### REQUIRED WORK
Repeat every record below exactly, leaving out the pictures.
:: MATERIAL SUPPLIED
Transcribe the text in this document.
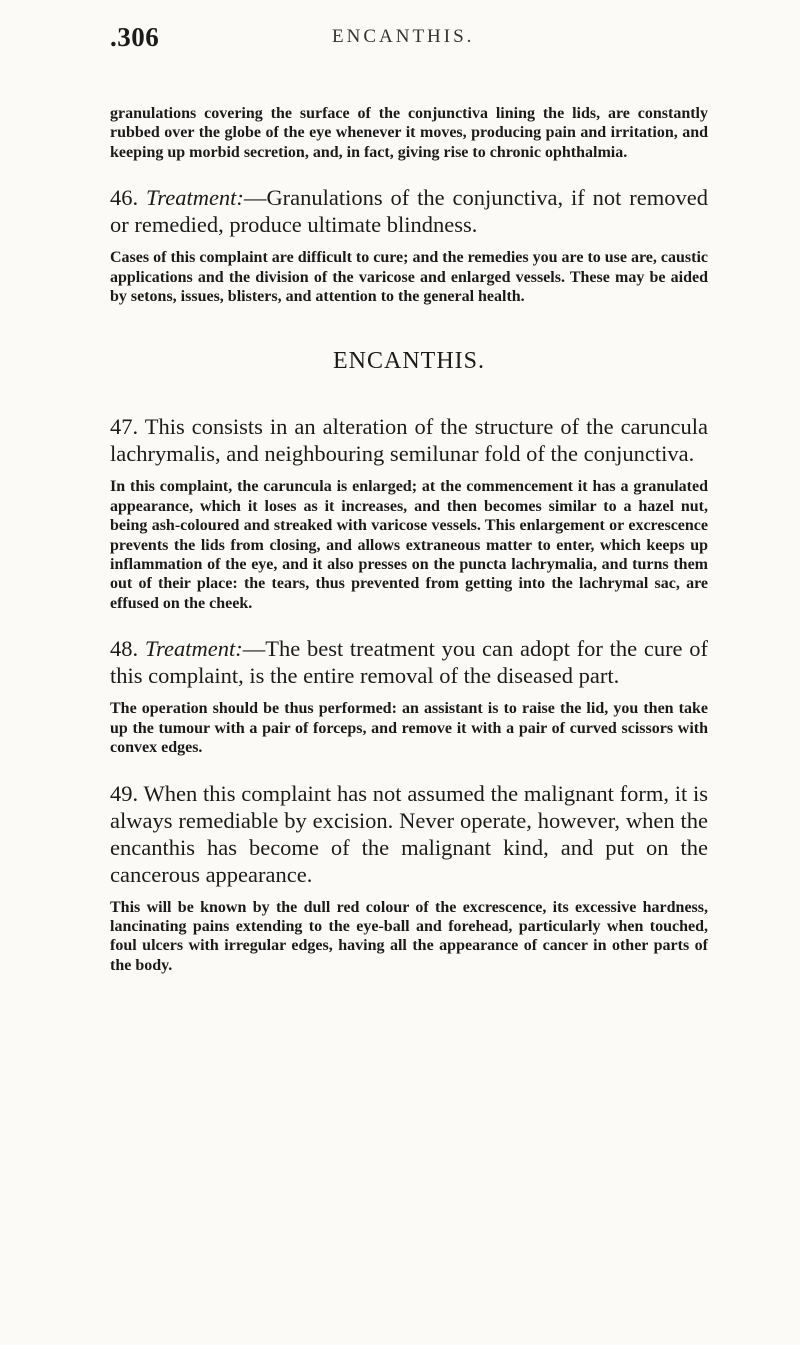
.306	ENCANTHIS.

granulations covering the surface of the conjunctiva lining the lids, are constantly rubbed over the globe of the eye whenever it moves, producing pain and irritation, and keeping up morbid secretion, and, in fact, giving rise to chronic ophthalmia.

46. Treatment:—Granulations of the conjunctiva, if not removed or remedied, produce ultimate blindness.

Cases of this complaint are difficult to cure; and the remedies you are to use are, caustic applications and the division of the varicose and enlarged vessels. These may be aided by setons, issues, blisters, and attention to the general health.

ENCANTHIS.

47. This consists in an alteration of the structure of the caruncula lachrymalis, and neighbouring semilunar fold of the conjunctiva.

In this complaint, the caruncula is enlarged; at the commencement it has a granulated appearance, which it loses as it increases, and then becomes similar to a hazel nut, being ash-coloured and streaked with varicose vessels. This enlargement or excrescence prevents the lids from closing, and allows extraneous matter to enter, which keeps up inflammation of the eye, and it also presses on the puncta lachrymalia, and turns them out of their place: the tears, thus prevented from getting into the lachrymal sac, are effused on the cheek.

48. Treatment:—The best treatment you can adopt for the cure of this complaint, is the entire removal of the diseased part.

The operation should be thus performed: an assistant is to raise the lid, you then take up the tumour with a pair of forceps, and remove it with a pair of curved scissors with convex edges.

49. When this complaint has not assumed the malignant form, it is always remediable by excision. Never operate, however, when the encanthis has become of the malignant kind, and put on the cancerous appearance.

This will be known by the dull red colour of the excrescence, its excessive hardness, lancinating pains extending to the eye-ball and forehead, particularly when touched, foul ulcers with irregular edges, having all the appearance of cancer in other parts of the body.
::::
### OUTPUT OF THE TASK
Transcribe the text in this document.
.306	ENCANTHIS.

granulations covering the surface of the conjunctiva lining the lids, are constantly rubbed over the globe of the eye whenever it moves, producing pain and irritation, and keeping up morbid secretion, and, in fact, giving rise to chronic ophthalmia.

46. Treatment:—Granulations of the conjunctiva, if not removed or remedied, produce ultimate blindness.

Cases of this complaint are difficult to cure; and the remedies you are to use are, caustic applications and the division of the varicose and enlarged vessels. These may be aided by setons, issues, blisters, and attention to the general health.

ENCANTHIS.

47. This consists in an alteration of the structure of the caruncula lachrymalis, and neighbouring semilunar fold of the conjunctiva.

In this complaint, the caruncula is enlarged; at the commencement it has a granulated appearance, which it loses as it increases, and then becomes similar to a hazel nut, being ash-coloured and streaked with varicose vessels. This enlargement or excrescence prevents the lids from closing, and allows extraneous matter to enter, which keeps up inflammation of the eye, and it also presses on the puncta lachrymalia, and turns them out of their place: the tears, thus prevented from getting into the lachrymal sac, are effused on the cheek.

48. Treatment:—The best treatment you can adopt for the cure of this complaint, is the entire removal of the diseased part.

The operation should be thus performed: an assistant is to raise the lid, you then take up the tumour with a pair of forceps, and remove it with a pair of curved scissors with convex edges.

49. When this complaint has not assumed the malignant form, it is always remediable by excision. Never operate, however, when the encanthis has become of the malignant kind, and put on the cancerous appearance.

This will be known by the dull red colour of the excrescence, its excessive hardness, lancinating pains extending to the eye-ball and forehead, particularly when touched, foul ulcers with irregular edges, having all the appearance of cancer in other parts of the body.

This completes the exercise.